Copy each of the entries below line for line, leaving out the pictures.

### RECORDED INFORMATION ###

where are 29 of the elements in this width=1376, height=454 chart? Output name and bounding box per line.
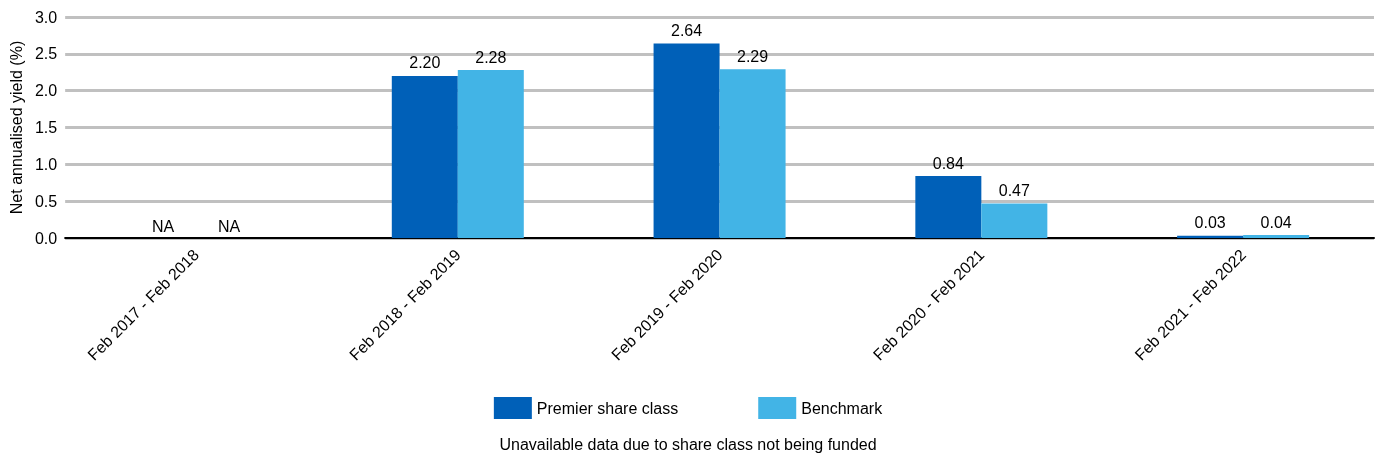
y-tick-label: 3.0 <box>34 8 58 26</box>
data-label: 2.28 <box>475 48 507 66</box>
y-axis-title: Net annualised yield (%) <box>7 40 25 215</box>
text: NA <box>151 217 175 235</box>
legend-label: Premier share class <box>536 399 679 417</box>
text: NA <box>217 217 241 235</box>
data-label: 0.03 <box>1194 214 1226 232</box>
bar <box>1243 235 1310 238</box>
y-tick-label: 2.0 <box>34 82 58 100</box>
y-tick-label: 2.5 <box>34 45 58 63</box>
y-tick-label: 1.0 <box>34 155 58 173</box>
bar <box>391 75 458 238</box>
y-tick-label: 0.0 <box>34 229 58 247</box>
data-label: 2.29 <box>737 47 769 65</box>
bar <box>915 176 982 238</box>
bar <box>981 203 1048 238</box>
data-label: 0.47 <box>998 181 1031 199</box>
bar <box>1177 235 1244 238</box>
data-label: 2.20 <box>409 54 441 72</box>
data-label: 2.64 <box>671 22 703 40</box>
bar <box>653 43 720 238</box>
text: Unavailable data due to share class not being funded <box>499 435 877 453</box>
bar <box>457 70 524 238</box>
legend-label: Benchmark <box>801 399 884 417</box>
y-tick-label: 0.5 <box>34 192 58 210</box>
data-label: 0.84 <box>932 154 965 172</box>
bar <box>719 69 786 238</box>
data-label: 0.04 <box>1260 213 1292 231</box>
y-tick-label: 1.5 <box>34 119 58 136</box>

###

## WORKED SOLUTION:
where are 29 of the elements in this width=1376, height=454 chart? Output name and bounding box per line.
y-tick-label: 3.0 <box>34 8 58 26</box>
data-label: 2.28 <box>475 48 507 66</box>
y-axis-title: Net annualised yield (%) <box>7 40 25 215</box>
text: NA <box>151 217 175 235</box>
legend-label: Premier share class <box>536 399 679 417</box>
text: NA <box>217 217 241 235</box>
data-label: 0.03 <box>1194 214 1226 232</box>
bar <box>1243 235 1310 238</box>
y-tick-label: 2.0 <box>34 82 58 100</box>
y-tick-label: 2.5 <box>34 45 58 63</box>
y-tick-label: 1.0 <box>34 155 58 173</box>
bar <box>391 75 458 238</box>
y-tick-label: 0.0 <box>34 229 58 247</box>
data-label: 2.29 <box>737 47 769 65</box>
bar <box>915 176 982 238</box>
bar <box>981 203 1048 238</box>
data-label: 0.47 <box>998 181 1031 199</box>
bar <box>1177 235 1244 238</box>
data-label: 2.20 <box>409 54 441 72</box>
data-label: 2.64 <box>671 22 703 40</box>
bar <box>653 43 720 238</box>
text: Unavailable data due to share class not being funded <box>499 435 877 453</box>
bar <box>457 70 524 238</box>
legend-label: Benchmark <box>801 399 884 417</box>
y-tick-label: 0.5 <box>34 192 58 210</box>
data-label: 0.84 <box>932 154 965 172</box>
bar <box>719 69 786 238</box>
data-label: 0.04 <box>1260 213 1292 231</box>
y-tick-label: 1.5 <box>34 119 58 136</box>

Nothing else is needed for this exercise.